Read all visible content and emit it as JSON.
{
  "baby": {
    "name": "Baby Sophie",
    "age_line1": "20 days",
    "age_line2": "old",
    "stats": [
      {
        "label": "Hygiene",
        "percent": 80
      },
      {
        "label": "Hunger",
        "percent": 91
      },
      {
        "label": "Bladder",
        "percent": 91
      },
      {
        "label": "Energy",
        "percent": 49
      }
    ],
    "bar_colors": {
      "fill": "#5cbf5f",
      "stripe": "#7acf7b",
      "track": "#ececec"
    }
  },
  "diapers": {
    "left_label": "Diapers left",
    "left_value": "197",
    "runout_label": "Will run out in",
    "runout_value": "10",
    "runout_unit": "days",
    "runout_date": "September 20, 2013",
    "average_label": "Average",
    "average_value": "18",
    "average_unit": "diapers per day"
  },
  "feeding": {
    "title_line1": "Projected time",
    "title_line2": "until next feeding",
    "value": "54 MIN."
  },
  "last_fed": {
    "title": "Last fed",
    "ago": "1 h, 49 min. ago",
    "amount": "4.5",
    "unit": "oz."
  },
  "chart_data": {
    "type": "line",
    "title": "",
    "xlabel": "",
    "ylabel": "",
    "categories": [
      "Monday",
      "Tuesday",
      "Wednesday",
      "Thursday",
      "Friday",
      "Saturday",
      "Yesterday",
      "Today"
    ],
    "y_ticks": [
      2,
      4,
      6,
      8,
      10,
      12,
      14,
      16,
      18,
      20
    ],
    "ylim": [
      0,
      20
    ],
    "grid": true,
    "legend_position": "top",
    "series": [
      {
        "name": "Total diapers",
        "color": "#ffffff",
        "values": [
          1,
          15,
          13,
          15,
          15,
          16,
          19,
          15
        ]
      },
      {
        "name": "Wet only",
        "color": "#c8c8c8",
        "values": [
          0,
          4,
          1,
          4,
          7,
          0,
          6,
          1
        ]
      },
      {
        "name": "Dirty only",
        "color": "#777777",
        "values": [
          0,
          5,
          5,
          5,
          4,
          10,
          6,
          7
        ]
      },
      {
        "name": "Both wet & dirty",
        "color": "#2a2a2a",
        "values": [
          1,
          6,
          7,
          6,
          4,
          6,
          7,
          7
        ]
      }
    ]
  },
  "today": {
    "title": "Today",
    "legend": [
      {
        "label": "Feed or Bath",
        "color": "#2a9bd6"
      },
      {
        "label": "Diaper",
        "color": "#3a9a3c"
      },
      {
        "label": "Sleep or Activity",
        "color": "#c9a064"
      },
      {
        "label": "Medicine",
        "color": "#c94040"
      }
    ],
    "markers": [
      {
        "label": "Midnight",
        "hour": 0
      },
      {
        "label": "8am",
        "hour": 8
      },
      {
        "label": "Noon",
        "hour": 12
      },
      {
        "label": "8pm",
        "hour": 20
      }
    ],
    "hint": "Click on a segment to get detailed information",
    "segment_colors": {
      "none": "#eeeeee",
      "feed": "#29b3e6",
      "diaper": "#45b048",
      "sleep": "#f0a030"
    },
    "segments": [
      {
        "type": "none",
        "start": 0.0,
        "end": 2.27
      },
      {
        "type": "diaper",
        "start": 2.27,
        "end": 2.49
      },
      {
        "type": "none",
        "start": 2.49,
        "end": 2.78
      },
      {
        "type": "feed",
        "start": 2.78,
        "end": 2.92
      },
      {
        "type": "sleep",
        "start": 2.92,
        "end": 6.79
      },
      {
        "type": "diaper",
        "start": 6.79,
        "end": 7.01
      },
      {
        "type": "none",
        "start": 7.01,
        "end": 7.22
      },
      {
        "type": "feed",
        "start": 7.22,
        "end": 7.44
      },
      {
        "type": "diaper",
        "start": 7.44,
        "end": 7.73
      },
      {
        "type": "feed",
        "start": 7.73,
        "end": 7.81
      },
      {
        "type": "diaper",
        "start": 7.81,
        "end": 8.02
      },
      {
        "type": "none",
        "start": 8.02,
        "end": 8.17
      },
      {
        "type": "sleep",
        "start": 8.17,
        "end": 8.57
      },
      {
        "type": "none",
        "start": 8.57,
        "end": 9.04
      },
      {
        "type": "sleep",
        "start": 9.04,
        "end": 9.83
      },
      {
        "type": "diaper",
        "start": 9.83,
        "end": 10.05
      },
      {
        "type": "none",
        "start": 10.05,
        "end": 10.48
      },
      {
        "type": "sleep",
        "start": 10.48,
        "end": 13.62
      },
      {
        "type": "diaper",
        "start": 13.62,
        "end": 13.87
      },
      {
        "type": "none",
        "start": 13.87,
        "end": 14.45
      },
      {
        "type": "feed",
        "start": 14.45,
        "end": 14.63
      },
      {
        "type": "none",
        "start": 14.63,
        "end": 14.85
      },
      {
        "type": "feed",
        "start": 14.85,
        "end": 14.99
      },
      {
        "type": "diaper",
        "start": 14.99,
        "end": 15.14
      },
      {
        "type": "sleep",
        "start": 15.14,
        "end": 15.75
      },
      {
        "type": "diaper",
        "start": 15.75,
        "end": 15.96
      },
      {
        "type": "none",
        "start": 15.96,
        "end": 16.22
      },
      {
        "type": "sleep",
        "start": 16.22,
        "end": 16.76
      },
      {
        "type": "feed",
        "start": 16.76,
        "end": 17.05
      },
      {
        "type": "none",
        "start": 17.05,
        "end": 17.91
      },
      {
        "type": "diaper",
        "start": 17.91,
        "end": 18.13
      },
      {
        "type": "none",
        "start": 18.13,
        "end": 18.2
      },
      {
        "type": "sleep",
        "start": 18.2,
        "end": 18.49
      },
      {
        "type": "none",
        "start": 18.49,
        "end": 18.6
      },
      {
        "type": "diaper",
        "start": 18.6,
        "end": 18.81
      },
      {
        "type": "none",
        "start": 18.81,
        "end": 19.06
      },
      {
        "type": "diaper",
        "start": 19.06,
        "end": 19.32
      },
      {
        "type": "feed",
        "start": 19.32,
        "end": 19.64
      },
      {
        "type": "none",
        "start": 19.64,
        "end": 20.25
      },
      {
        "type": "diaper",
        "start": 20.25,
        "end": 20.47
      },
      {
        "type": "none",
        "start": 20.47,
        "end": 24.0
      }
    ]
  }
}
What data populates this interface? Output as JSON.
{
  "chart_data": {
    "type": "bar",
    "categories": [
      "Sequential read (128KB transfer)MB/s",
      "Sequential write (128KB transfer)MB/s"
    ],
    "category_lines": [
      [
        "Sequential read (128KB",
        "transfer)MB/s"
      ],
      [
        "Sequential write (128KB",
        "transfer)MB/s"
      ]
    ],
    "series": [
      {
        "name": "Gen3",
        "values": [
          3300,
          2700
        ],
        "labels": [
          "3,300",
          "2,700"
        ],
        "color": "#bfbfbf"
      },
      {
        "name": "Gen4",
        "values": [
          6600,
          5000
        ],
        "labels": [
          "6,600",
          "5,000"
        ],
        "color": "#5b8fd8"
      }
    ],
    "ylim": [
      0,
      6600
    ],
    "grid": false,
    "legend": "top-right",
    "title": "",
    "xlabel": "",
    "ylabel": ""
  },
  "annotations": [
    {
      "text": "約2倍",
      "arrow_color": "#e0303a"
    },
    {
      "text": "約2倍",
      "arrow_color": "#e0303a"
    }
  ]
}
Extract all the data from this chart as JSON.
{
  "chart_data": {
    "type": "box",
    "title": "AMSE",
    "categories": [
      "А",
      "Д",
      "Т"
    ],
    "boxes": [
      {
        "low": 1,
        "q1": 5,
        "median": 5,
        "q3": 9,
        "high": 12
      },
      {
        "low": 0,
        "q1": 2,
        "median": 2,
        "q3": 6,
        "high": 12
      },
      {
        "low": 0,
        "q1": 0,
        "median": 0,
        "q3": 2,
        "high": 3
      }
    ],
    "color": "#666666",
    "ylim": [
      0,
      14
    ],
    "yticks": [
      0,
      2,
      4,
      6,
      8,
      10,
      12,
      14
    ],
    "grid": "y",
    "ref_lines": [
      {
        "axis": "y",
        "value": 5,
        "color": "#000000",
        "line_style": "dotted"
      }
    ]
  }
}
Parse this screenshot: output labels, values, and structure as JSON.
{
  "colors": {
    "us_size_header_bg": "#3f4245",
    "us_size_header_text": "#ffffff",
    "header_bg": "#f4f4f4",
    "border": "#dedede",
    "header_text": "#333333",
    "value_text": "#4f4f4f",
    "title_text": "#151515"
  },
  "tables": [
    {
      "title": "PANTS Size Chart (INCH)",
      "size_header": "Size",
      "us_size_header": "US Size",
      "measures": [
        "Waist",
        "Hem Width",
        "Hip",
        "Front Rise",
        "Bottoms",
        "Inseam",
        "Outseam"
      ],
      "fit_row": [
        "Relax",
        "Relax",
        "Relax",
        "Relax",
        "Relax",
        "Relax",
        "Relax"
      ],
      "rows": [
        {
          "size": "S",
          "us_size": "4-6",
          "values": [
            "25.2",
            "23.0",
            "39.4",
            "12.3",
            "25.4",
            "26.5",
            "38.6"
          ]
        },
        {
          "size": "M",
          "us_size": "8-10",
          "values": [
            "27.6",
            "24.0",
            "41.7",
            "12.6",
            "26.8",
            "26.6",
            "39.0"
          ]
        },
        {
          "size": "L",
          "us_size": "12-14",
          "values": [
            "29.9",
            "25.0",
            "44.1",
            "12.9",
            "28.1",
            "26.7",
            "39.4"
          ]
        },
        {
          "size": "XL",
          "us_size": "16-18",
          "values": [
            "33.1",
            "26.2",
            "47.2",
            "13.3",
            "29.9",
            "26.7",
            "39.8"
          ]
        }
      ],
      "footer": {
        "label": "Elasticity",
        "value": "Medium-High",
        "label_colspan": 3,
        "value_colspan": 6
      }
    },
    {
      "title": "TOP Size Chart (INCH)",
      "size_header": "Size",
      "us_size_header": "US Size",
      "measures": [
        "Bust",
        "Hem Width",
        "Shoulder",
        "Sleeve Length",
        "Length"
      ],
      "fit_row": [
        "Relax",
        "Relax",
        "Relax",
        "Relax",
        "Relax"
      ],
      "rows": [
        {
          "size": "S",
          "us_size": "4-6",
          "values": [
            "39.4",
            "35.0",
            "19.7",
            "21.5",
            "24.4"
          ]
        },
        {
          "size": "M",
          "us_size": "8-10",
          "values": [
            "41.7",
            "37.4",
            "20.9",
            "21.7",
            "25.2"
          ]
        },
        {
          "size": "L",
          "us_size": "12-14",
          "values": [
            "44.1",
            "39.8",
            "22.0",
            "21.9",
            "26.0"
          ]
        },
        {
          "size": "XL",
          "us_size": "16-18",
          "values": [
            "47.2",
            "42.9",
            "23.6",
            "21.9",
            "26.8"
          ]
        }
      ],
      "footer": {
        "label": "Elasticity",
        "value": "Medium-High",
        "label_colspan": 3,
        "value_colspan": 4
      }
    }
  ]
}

§ What is asked: Using the entries above, return each line in which the word "feeding" occurs.

§ Answer below:
  "feeding": {
    "title_line2": "until next feeding",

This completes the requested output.